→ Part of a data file
— BEGIN —

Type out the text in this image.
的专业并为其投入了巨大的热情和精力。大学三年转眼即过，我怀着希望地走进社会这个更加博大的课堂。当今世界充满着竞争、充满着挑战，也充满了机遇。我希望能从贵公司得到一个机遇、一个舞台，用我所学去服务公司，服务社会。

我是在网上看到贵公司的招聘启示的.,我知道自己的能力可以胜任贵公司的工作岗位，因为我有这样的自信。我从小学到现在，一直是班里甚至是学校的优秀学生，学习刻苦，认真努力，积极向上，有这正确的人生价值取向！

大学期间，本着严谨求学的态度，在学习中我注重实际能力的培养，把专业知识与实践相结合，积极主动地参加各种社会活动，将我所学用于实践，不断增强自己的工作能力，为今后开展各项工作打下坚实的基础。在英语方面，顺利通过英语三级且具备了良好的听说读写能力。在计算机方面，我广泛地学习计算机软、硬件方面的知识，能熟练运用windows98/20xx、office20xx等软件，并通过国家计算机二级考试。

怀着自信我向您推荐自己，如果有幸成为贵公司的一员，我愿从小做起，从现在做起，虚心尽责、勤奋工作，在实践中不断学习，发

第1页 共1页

— END —

→ TASK TO CARRY OUT
Repeat the material above in full, keeping every word.

→ FINAL RESULT
Type out the text in this image.
的专业并为其投入了巨大的热情和精力。大学三年转眼即过，我怀着希望地走进社会这个更加博大的课堂。当今世界充满着竞争、充满着挑战，也充满了机遇。我希望能从贵公司得到一个机遇、一个舞台，用我所学去服务公司，服务社会。

我是在网上看到贵公司的招聘启示的.,我知道自己的能力可以胜任贵公司的工作岗位，因为我有这样的自信。我从小学到现在，一直是班里甚至是学校的优秀学生，学习刻苦，认真努力，积极向上，有这正确的人生价值取向！

大学期间，本着严谨求学的态度，在学习中我注重实际能力的培养，把专业知识与实践相结合，积极主动地参加各种社会活动，将我所学用于实践，不断增强自己的工作能力，为今后开展各项工作打下坚实的基础。在英语方面，顺利通过英语三级且具备了良好的听说读写能力。在计算机方面，我广泛地学习计算机软、硬件方面的知识，能熟练运用windows98/20xx、office20xx等软件，并通过国家计算机二级考试。

怀着自信我向您推荐自己，如果有幸成为贵公司的一员，我愿从小做起，从现在做起，虚心尽责、勤奋工作，在实践中不断学习，发

第1页 共1页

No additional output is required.